══ DATA PROVIDED ══

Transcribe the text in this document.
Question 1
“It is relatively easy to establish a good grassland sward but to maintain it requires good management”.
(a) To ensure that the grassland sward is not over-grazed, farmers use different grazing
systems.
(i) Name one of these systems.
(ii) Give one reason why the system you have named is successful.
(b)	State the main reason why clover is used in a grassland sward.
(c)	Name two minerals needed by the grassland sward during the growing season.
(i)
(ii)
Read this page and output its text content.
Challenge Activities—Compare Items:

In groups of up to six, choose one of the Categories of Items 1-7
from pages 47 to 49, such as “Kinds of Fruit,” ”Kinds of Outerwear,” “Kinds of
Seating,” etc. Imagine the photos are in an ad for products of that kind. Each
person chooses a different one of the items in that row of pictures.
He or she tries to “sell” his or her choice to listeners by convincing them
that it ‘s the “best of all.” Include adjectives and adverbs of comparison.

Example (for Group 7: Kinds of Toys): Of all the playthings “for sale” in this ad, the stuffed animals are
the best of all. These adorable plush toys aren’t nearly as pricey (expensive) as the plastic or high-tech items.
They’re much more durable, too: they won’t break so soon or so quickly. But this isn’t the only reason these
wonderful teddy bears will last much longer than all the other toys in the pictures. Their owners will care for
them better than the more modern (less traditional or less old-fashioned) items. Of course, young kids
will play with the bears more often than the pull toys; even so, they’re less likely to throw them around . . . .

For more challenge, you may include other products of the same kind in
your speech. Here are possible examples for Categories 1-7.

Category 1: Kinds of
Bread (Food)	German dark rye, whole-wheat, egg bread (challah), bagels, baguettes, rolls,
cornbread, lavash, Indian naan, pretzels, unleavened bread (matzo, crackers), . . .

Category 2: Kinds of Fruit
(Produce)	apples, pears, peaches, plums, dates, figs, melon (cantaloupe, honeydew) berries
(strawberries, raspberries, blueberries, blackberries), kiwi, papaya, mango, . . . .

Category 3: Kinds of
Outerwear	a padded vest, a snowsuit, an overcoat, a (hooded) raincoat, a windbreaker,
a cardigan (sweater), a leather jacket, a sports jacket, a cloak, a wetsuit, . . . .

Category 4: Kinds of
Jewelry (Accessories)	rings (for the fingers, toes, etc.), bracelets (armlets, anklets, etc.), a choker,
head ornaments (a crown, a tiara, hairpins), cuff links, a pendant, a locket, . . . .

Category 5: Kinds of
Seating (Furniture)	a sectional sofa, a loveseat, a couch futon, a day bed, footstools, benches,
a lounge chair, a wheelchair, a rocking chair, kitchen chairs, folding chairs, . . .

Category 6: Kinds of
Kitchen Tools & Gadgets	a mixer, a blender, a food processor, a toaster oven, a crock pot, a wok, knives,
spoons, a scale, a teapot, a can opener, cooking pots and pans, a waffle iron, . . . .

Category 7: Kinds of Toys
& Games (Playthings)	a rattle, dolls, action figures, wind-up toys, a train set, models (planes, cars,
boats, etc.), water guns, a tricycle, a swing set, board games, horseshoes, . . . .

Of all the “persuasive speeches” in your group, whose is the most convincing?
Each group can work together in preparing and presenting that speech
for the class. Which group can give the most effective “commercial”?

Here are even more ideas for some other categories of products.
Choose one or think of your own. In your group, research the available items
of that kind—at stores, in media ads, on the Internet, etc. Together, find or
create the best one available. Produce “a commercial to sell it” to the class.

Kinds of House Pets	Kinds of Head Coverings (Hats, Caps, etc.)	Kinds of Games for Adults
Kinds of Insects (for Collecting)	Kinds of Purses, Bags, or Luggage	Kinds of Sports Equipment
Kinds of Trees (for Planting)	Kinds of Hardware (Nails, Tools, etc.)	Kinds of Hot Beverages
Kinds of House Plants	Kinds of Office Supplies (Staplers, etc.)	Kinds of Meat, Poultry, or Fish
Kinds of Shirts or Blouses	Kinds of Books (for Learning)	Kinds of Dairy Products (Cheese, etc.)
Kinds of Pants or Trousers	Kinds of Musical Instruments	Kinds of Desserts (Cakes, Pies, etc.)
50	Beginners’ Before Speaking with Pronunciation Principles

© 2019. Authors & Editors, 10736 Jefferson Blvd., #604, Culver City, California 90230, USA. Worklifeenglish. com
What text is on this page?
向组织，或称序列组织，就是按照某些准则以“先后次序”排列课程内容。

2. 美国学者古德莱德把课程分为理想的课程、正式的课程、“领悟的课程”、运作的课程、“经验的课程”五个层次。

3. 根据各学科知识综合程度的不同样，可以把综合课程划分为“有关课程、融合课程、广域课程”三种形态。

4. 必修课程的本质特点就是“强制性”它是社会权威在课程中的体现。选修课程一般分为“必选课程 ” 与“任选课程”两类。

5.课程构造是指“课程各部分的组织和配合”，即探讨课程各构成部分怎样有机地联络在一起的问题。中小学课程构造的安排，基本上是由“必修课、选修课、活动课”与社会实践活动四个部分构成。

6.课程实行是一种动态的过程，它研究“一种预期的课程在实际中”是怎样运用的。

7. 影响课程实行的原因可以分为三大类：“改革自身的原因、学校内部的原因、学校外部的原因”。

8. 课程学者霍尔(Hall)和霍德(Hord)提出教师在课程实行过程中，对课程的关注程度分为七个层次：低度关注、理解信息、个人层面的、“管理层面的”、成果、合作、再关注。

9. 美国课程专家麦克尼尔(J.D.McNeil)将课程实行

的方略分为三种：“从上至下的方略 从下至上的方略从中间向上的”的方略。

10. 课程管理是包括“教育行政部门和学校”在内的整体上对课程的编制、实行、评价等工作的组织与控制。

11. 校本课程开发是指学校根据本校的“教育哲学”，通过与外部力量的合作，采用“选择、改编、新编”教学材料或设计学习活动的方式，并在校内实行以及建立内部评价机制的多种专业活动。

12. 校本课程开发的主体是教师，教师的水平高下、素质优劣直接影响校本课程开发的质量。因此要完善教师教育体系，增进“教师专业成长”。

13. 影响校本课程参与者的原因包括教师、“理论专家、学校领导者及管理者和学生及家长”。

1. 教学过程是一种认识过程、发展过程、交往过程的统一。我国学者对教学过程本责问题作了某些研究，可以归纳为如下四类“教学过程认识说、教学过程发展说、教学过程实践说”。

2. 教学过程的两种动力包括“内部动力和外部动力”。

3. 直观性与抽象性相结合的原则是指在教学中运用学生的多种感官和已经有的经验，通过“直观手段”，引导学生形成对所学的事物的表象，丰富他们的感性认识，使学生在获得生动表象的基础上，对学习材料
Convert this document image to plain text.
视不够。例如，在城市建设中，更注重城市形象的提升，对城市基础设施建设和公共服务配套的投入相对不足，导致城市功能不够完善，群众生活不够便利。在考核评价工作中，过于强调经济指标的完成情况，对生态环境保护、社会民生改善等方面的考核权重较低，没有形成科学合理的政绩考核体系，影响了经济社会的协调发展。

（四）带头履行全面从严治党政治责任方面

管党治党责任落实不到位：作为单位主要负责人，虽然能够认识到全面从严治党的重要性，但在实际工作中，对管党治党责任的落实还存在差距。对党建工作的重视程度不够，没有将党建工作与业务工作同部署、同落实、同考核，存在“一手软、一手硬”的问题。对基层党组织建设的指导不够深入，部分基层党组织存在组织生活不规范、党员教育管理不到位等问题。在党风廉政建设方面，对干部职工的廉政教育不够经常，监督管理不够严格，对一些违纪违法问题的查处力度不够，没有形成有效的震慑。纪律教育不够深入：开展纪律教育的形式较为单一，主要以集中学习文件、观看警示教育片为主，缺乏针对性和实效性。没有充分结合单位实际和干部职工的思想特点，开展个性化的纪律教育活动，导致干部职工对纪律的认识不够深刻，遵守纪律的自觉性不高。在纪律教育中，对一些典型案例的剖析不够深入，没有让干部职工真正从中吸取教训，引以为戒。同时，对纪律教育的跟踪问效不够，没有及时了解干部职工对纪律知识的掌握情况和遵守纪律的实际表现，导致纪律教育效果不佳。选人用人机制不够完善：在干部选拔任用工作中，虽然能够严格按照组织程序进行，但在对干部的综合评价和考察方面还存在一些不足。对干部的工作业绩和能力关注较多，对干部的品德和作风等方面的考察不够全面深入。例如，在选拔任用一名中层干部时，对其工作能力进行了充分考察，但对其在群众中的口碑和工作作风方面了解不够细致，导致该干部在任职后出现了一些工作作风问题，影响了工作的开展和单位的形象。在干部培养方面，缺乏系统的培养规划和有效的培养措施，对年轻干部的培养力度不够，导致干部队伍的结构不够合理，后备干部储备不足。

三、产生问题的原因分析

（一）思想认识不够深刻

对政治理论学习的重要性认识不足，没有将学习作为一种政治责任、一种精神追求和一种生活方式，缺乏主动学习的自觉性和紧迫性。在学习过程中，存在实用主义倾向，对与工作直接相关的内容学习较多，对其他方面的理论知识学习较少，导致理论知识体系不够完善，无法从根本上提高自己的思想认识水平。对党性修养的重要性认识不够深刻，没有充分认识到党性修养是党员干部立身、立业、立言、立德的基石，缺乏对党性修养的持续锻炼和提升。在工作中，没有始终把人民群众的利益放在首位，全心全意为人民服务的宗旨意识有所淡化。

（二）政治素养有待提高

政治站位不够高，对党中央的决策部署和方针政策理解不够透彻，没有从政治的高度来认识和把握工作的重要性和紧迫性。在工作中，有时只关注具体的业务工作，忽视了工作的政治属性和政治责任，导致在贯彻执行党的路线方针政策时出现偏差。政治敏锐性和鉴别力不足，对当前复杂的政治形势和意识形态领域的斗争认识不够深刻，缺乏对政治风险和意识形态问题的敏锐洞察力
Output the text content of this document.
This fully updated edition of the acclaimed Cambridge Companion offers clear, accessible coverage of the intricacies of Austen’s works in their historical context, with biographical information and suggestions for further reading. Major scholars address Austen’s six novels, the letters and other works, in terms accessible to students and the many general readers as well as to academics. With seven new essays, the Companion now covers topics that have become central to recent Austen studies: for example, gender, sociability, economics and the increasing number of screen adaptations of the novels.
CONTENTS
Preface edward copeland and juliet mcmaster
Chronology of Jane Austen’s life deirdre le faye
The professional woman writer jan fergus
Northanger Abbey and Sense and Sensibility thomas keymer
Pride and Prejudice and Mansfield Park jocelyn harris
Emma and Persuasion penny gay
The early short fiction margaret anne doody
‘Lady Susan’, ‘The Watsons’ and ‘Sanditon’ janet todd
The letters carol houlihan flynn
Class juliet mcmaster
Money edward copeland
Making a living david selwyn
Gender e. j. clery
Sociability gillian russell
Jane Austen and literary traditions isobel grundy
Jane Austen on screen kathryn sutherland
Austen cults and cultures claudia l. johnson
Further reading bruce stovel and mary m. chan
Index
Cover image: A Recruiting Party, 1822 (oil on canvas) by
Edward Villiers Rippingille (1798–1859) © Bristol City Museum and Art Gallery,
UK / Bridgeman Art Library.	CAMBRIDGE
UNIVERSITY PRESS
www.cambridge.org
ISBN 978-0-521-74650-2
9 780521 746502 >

═══

Pull out each line of the entries that contains "bears".

OUTPUT BELOW:
wonderful teddy bears will last much longer than all the other toys in the pictures. Their owners will care for
will play with the bears more often than the pull toys; even so, they’re less likely to throw them around . . . .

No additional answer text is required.